:: RECORDED INFORMATION ::

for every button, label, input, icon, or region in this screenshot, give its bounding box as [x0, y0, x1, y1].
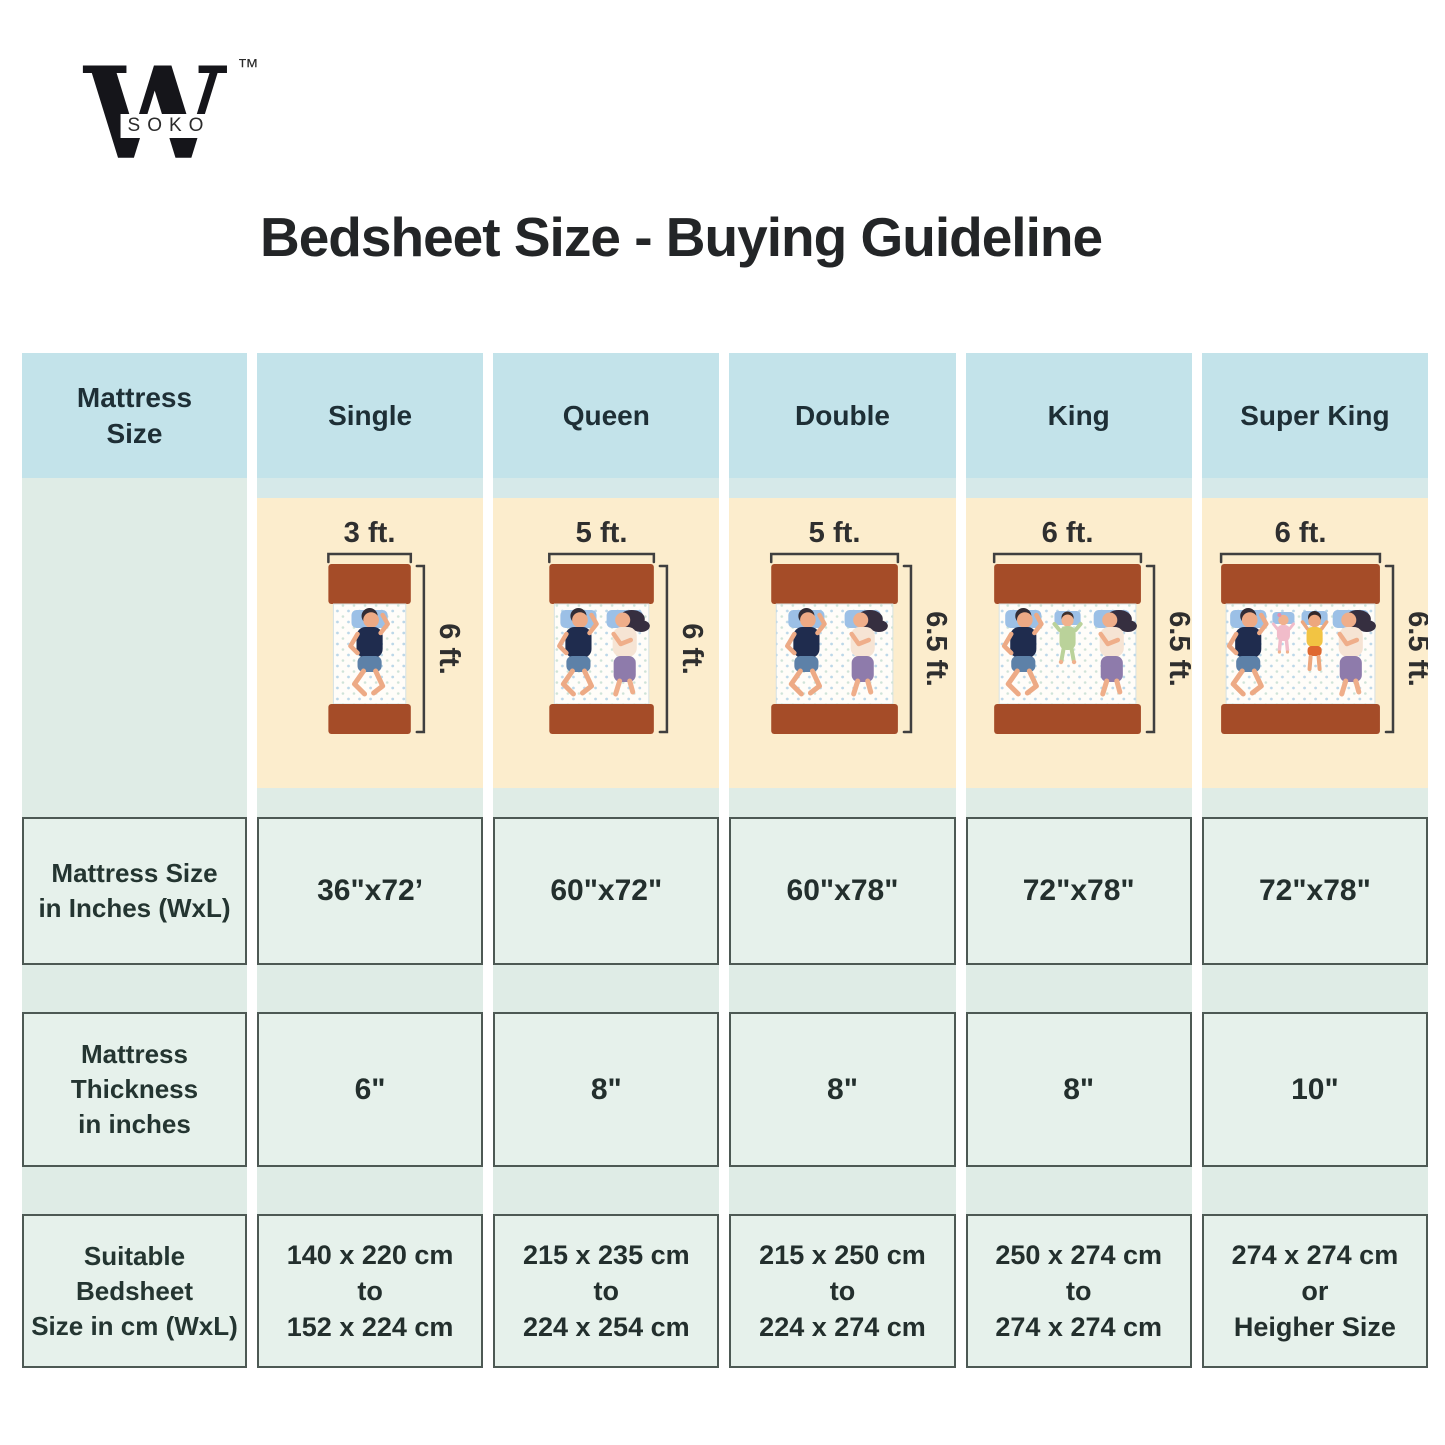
mattress-size-single: 36"x72’: [257, 817, 484, 965]
bed-illustration-double: 5 ft. 6.5 ft.: [729, 478, 956, 817]
bed-panel: 5 ft. 6.5 ft.: [729, 498, 956, 788]
bedsheet-size-king: 250 x 274 cm to 274 x 274 cm: [965, 1214, 1192, 1368]
mattress-size-super-king: 72"x78": [1201, 817, 1428, 965]
column-queen: Queen 5 ft. 6 ft. 60"x72" 8" 215 x 235 cm…: [493, 353, 720, 1368]
sleeper-woman: [1332, 610, 1376, 697]
svg-text:6 ft.: 6 ft.: [433, 623, 465, 675]
bed-panel: 3 ft. 6 ft.: [257, 498, 484, 788]
header-underband: [493, 478, 720, 498]
bed-diagram-queen: 5 ft. 6 ft.: [548, 517, 708, 734]
column-header-double: Double: [729, 353, 956, 478]
sleeper-child-green: [1052, 611, 1083, 665]
thickness-double: 8": [729, 1012, 956, 1167]
header-underband: [257, 478, 484, 498]
bed-illustration-queen: 5 ft. 6 ft.: [493, 478, 720, 817]
column-single: Single 3 ft. 6 ft. 36"x72’ 6" 140 x 220 c…: [257, 353, 484, 1368]
bed-illustration-super-king: 6 ft. 6.5 ft.: [1201, 478, 1428, 817]
svg-text:6.5 ft.: 6.5 ft.: [920, 611, 952, 687]
brand-logo: W SOKO ™: [84, 48, 259, 198]
svg-text:6 ft.: 6 ft.: [1041, 517, 1093, 549]
bedsheet-size-double: 215 x 250 cm to 224 x 274 cm: [729, 1214, 956, 1368]
bed-panel: 6 ft. 6.5 ft.: [965, 498, 1192, 788]
bed-illustration-king: 6 ft. 6.5 ft.: [965, 478, 1192, 817]
column-double: Double 5 ft. 6.5 ft. 60"x78" 8" 215 x 250…: [729, 353, 956, 1368]
size-table: Mattress Size Mattress Size in Inches (W…: [22, 353, 1428, 1368]
sleeper-man: [785, 608, 828, 697]
column-super-king: Super King 6 ft. 6.5 ft. 72"x78" 10" 274 …: [1201, 353, 1428, 1368]
svg-text:6.5 ft.: 6.5 ft.: [1163, 611, 1192, 687]
column-header-single: Single: [257, 353, 484, 478]
bed-panel: 6 ft. 6.5 ft.: [1201, 498, 1428, 788]
svg-text:6 ft.: 6 ft.: [1274, 517, 1326, 549]
mattress-size-double: 60"x78": [729, 817, 956, 965]
sleeper-woman: [845, 610, 889, 697]
trademark-symbol: ™: [237, 54, 259, 79]
bed-illustration-single: 3 ft. 6 ft.: [257, 478, 484, 817]
column-header-super-king: Super King: [1201, 353, 1428, 478]
svg-text:3 ft.: 3 ft.: [344, 517, 396, 549]
svg-text:6 ft.: 6 ft.: [676, 623, 708, 675]
header-underband: [965, 478, 1192, 498]
label-column-spacer: [22, 478, 247, 817]
bedsheet-size-queen: 215 x 235 cm to 224 x 254 cm: [493, 1214, 720, 1368]
bedsheet-size-super-king: 274 x 274 cm or Heigher Size: [1201, 1214, 1428, 1368]
header-underband: [729, 478, 956, 498]
column-header-king: King: [965, 353, 1192, 478]
mattress-size-queen: 60"x72": [493, 817, 720, 965]
sleeper-child-yellow: [1300, 611, 1329, 671]
sleeper-woman: [606, 610, 651, 697]
column-header-queen: Queen: [493, 353, 720, 478]
svg-text:5 ft.: 5 ft.: [809, 517, 861, 549]
header-underband: [1201, 478, 1428, 498]
thickness-queen: 8": [493, 1012, 720, 1167]
sleeper-man: [1226, 608, 1269, 697]
row-label-thickness: Mattress Thickness in inches: [22, 1012, 247, 1167]
thickness-super-king: 10": [1201, 1012, 1428, 1167]
logo-soko-text: SOKO: [120, 114, 218, 138]
row-label-mattress-inches: Mattress Size in Inches (WxL): [22, 817, 247, 965]
bed-diagram-single: 3 ft. 6 ft.: [327, 517, 465, 734]
bed-panel: 5 ft. 6 ft.: [493, 498, 720, 788]
row-label-bedsheet-size: Suitable Bedsheet Size in cm (WxL): [22, 1214, 247, 1368]
column-king: King 6 ft. 6.5 ft. 72"x78" 8" 250 x 274 c…: [965, 353, 1192, 1368]
svg-text:6.5 ft.: 6.5 ft.: [1402, 611, 1428, 687]
sleeper-man: [1001, 608, 1044, 697]
sleeper-man: [557, 608, 600, 697]
logo-letter: W: [84, 48, 254, 181]
corner-line: Mattress: [76, 381, 193, 413]
corner-header: Mattress Size: [22, 353, 247, 478]
mattress-size-king: 72"x78": [965, 817, 1192, 965]
sleeper-man: [348, 608, 390, 697]
sleeper-baby: [1271, 612, 1295, 654]
thickness-single: 6": [257, 1012, 484, 1167]
page-title: Bedsheet Size - Buying Guideline: [260, 205, 1103, 268]
bed-diagram-king: 6 ft. 6.5 ft.: [992, 517, 1192, 734]
svg-text:5 ft.: 5 ft.: [576, 517, 628, 549]
sleeper-woman: [1093, 610, 1137, 697]
bedsheet-size-single: 140 x 220 cm to 152 x 224 cm: [257, 1214, 484, 1368]
bed-diagram-double: 5 ft. 6.5 ft.: [770, 517, 953, 734]
column-row-labels: Mattress Size Mattress Size in Inches (W…: [22, 353, 247, 1368]
thickness-king: 8": [965, 1012, 1192, 1167]
corner-line: Size: [106, 417, 163, 449]
bed-diagram-super-king: 6 ft. 6.5 ft.: [1219, 517, 1428, 734]
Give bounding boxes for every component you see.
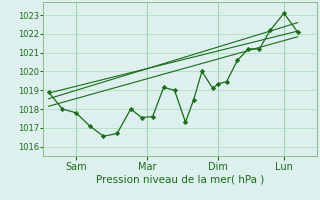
X-axis label: Pression niveau de la mer( hPa ): Pression niveau de la mer( hPa ) [96, 174, 264, 184]
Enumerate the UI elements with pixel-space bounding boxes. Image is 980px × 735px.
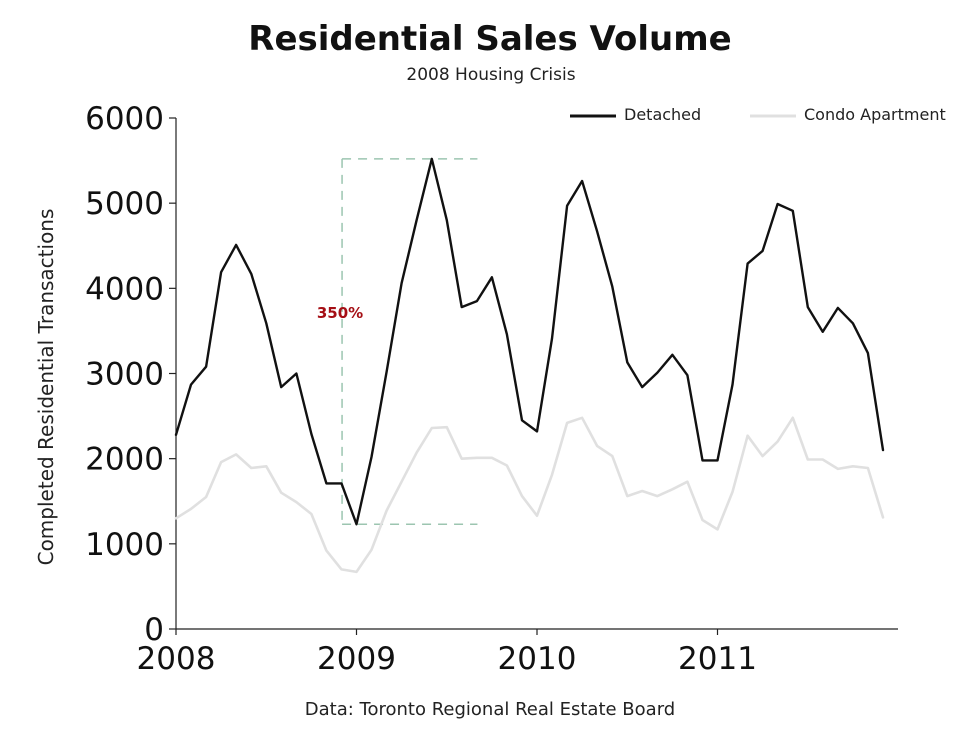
- legend: Detached Condo Apartment: [570, 105, 946, 124]
- y-tick-label-5000: 5000: [85, 186, 164, 222]
- series-detached: [174, 157, 885, 526]
- series-condo-apartment: [174, 416, 885, 574]
- x-axis-ticks: 2008 2009 2010 2011: [137, 629, 757, 677]
- x-tick-label-2008: 2008: [137, 641, 216, 677]
- x-tick-label-2010: 2010: [498, 641, 577, 677]
- x-tick-label-2011: 2011: [678, 641, 757, 677]
- y-tick-label-2000: 2000: [85, 442, 164, 478]
- legend-label-detached: Detached: [624, 105, 701, 124]
- y-tick-label-1000: 1000: [85, 527, 164, 563]
- x-tick-label-2009: 2009: [317, 641, 396, 677]
- y-axis-label: Completed Residential Transactions: [34, 209, 58, 566]
- series-layer: [174, 157, 885, 574]
- y-tick-label-4000: 4000: [85, 271, 164, 307]
- series-line-detached: [174, 157, 885, 526]
- annotation-label: 350%: [317, 304, 363, 322]
- data-source-note: Data: Toronto Regional Real Estate Board: [305, 699, 675, 720]
- chart-title: Residential Sales Volume: [248, 19, 731, 59]
- series-line-condo-apartment: [174, 416, 885, 574]
- y-tick-label-0: 0: [144, 612, 164, 648]
- legend-label-condo-apartment: Condo Apartment: [804, 105, 946, 124]
- y-axis-ticks: 0 1000 2000 3000 4000 5000 6000: [85, 101, 176, 648]
- annotation-350-percent: 350%: [317, 158, 478, 525]
- y-tick-label-6000: 6000: [85, 101, 164, 137]
- y-tick-label-3000: 3000: [85, 357, 164, 393]
- chart-subtitle: 2008 Housing Crisis: [406, 65, 575, 85]
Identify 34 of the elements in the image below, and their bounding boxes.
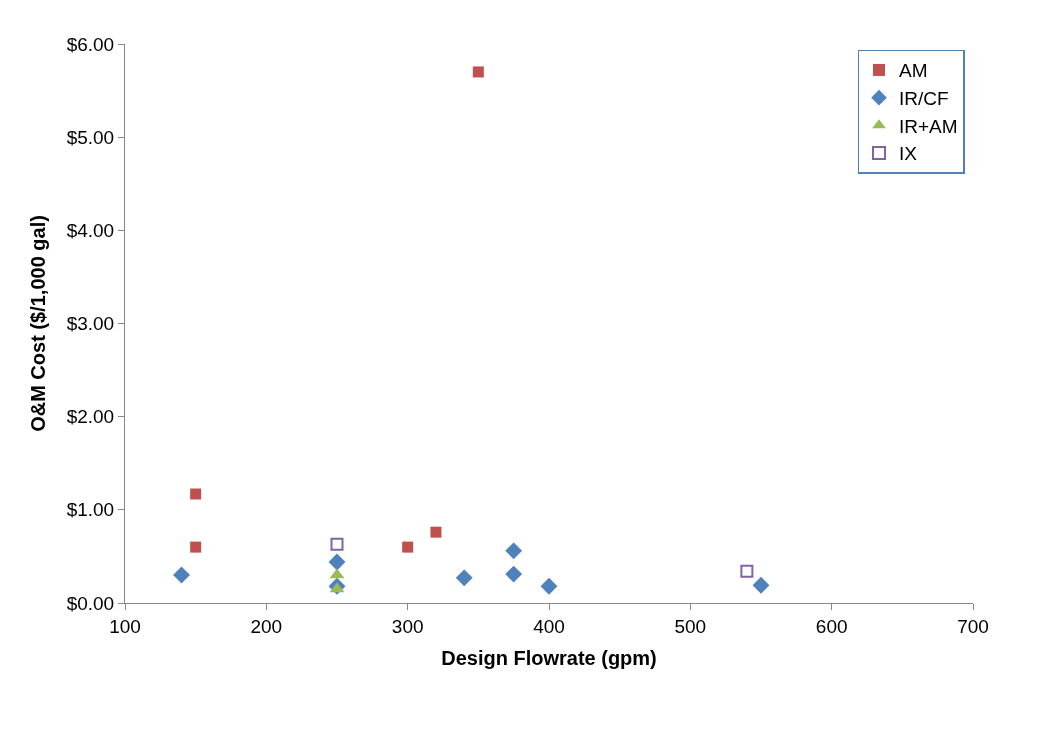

:::

### STATED EXERCISE
Retype the listing above line for line, leaving out the pictures.

### CORRECT RESPONSE
for every button, label, input, icon, or region in this screenshot, give its bounding box as [x0, y0, x1, y1].
mattress-size-single: 36"x72’: [257, 817, 484, 965]
bed-illustration-double: 5 ft. 6.5 ft.: [729, 478, 956, 817]
bed-panel: 5 ft. 6.5 ft.: [729, 498, 956, 788]
bedsheet-size-king: 250 x 274 cm to 274 x 274 cm: [965, 1214, 1192, 1368]
mattress-size-super-king: 72"x78": [1201, 817, 1428, 965]
column-queen: Queen 5 ft. 6 ft. 60"x72" 8" 215 x 235 cm…: [493, 353, 720, 1368]
sleeper-woman: [1332, 610, 1376, 697]
svg-text:6 ft.: 6 ft.: [433, 623, 465, 675]
bed-panel: 3 ft. 6 ft.: [257, 498, 484, 788]
header-underband: [493, 478, 720, 498]
bed-diagram-queen: 5 ft. 6 ft.: [548, 517, 708, 734]
column-header-double: Double: [729, 353, 956, 478]
sleeper-child-green: [1052, 611, 1083, 665]
thickness-double: 8": [729, 1012, 956, 1167]
header-underband: [257, 478, 484, 498]
bed-illustration-queen: 5 ft. 6 ft.: [493, 478, 720, 817]
column-single: Single 3 ft. 6 ft. 36"x72’ 6" 140 x 220 c…: [257, 353, 484, 1368]
bed-illustration-super-king: 6 ft. 6.5 ft.: [1201, 478, 1428, 817]
svg-text:6.5 ft.: 6.5 ft.: [920, 611, 952, 687]
brand-logo: W SOKO ™: [84, 48, 259, 198]
svg-text:6 ft.: 6 ft.: [1041, 517, 1093, 549]
bedsheet-size-double: 215 x 250 cm to 224 x 274 cm: [729, 1214, 956, 1368]
bed-panel: 6 ft. 6.5 ft.: [965, 498, 1192, 788]
bed-illustration-king: 6 ft. 6.5 ft.: [965, 478, 1192, 817]
column-double: Double 5 ft. 6.5 ft. 60"x78" 8" 215 x 250…: [729, 353, 956, 1368]
size-table: Mattress Size Mattress Size in Inches (W…: [22, 353, 1428, 1368]
sleeper-man: [785, 608, 828, 697]
column-super-king: Super King 6 ft. 6.5 ft. 72"x78" 10" 274 …: [1201, 353, 1428, 1368]
svg-text:6.5 ft.: 6.5 ft.: [1163, 611, 1192, 687]
column-header-single: Single: [257, 353, 484, 478]
bed-panel: 6 ft. 6.5 ft.: [1201, 498, 1428, 788]
svg-text:6 ft.: 6 ft.: [1274, 517, 1326, 549]
mattress-size-double: 60"x78": [729, 817, 956, 965]
sleeper-woman: [845, 610, 889, 697]
trademark-symbol: ™: [237, 54, 259, 79]
bed-illustration-single: 3 ft. 6 ft.: [257, 478, 484, 817]
column-header-super-king: Super King: [1201, 353, 1428, 478]
svg-text:3 ft.: 3 ft.: [344, 517, 396, 549]
svg-text:6 ft.: 6 ft.: [676, 623, 708, 675]
header-underband: [965, 478, 1192, 498]
label-column-spacer: [22, 478, 247, 817]
bedsheet-size-queen: 215 x 235 cm to 224 x 254 cm: [493, 1214, 720, 1368]
bedsheet-size-super-king: 274 x 274 cm or Heigher Size: [1201, 1214, 1428, 1368]
header-underband: [729, 478, 956, 498]
column-header-king: King: [965, 353, 1192, 478]
mattress-size-queen: 60"x72": [493, 817, 720, 965]
sleeper-child-yellow: [1300, 611, 1329, 671]
sleeper-woman: [606, 610, 651, 697]
column-header-queen: Queen: [493, 353, 720, 478]
svg-text:5 ft.: 5 ft.: [809, 517, 861, 549]
header-underband: [1201, 478, 1428, 498]
thickness-queen: 8": [493, 1012, 720, 1167]
sleeper-man: [1226, 608, 1269, 697]
row-label-thickness: Mattress Thickness in inches: [22, 1012, 247, 1167]
thickness-super-king: 10": [1201, 1012, 1428, 1167]
logo-soko-text: SOKO: [120, 114, 218, 138]
row-label-mattress-inches: Mattress Size in Inches (WxL): [22, 817, 247, 965]
bed-diagram-single: 3 ft. 6 ft.: [327, 517, 465, 734]
bed-panel: 5 ft. 6 ft.: [493, 498, 720, 788]
row-label-bedsheet-size: Suitable Bedsheet Size in cm (WxL): [22, 1214, 247, 1368]
column-king: King 6 ft. 6.5 ft. 72"x78" 8" 250 x 274 c…: [965, 353, 1192, 1368]
svg-text:6.5 ft.: 6.5 ft.: [1402, 611, 1428, 687]
sleeper-man: [1001, 608, 1044, 697]
sleeper-man: [557, 608, 600, 697]
logo-letter: W: [84, 48, 254, 181]
corner-line: Mattress: [76, 381, 193, 413]
corner-header: Mattress Size: [22, 353, 247, 478]
mattress-size-king: 72"x78": [965, 817, 1192, 965]
sleeper-man: [348, 608, 390, 697]
sleeper-baby: [1271, 612, 1295, 654]
thickness-single: 6": [257, 1012, 484, 1167]
page-title: Bedsheet Size - Buying Guideline: [260, 205, 1103, 268]
bed-diagram-king: 6 ft. 6.5 ft.: [992, 517, 1192, 734]
svg-text:5 ft.: 5 ft.: [576, 517, 628, 549]
sleeper-woman: [1093, 610, 1137, 697]
bedsheet-size-single: 140 x 220 cm to 152 x 224 cm: [257, 1214, 484, 1368]
bed-diagram-double: 5 ft. 6.5 ft.: [770, 517, 953, 734]
column-row-labels: Mattress Size Mattress Size in Inches (W…: [22, 353, 247, 1368]
thickness-king: 8": [965, 1012, 1192, 1167]
corner-line: Size: [106, 417, 163, 449]
bed-diagram-super-king: 6 ft. 6.5 ft.: [1219, 517, 1428, 734]
Give bounding boxes for every component you see.
X-axis label: Pression niveau de la mer( hPa ): Pression niveau de la mer( hPa ) [96, 174, 264, 184]
Enumerate the UI elements with pixel-space bounding boxes. Image is 980px × 735px.
- legend: Detached Condo Apartment: [570, 105, 946, 124]
- y-tick-label-5000: 5000: [85, 186, 164, 222]
- series-detached: [174, 157, 885, 526]
- series-condo-apartment: [174, 416, 885, 574]
- x-axis-ticks: 2008 2009 2010 2011: [137, 629, 757, 677]
- x-tick-label-2008: 2008: [137, 641, 216, 677]
- x-tick-label-2010: 2010: [498, 641, 577, 677]
- x-tick-label-2011: 2011: [678, 641, 757, 677]
- y-tick-label-2000: 2000: [85, 442, 164, 478]
- legend-label-detached: Detached: [624, 105, 701, 124]
- y-tick-label-1000: 1000: [85, 527, 164, 563]
- x-tick-label-2009: 2009: [317, 641, 396, 677]
- y-axis-label: Completed Residential Transactions: [34, 209, 58, 566]
- series-layer: [174, 157, 885, 574]
- y-tick-label-4000: 4000: [85, 271, 164, 307]
- series-line-detached: [174, 157, 885, 526]
- annotation-label: 350%: [317, 304, 363, 322]
- data-source-note: Data: Toronto Regional Real Estate Board: [305, 699, 675, 720]
- chart-title: Residential Sales Volume: [248, 19, 731, 59]
- series-line-condo-apartment: [174, 416, 885, 574]
- y-tick-label-0: 0: [144, 612, 164, 648]
- legend-label-condo-apartment: Condo Apartment: [804, 105, 946, 124]
- y-axis-ticks: 0 1000 2000 3000 4000 5000 6000: [85, 101, 176, 648]
- annotation-350-percent: 350%: [317, 158, 478, 525]
- y-tick-label-6000: 6000: [85, 101, 164, 137]
- y-tick-label-3000: 3000: [85, 357, 164, 393]
- chart-subtitle: 2008 Housing Crisis: [406, 65, 575, 85]
Identify 34 of the elements in the image below, and their bounding boxes.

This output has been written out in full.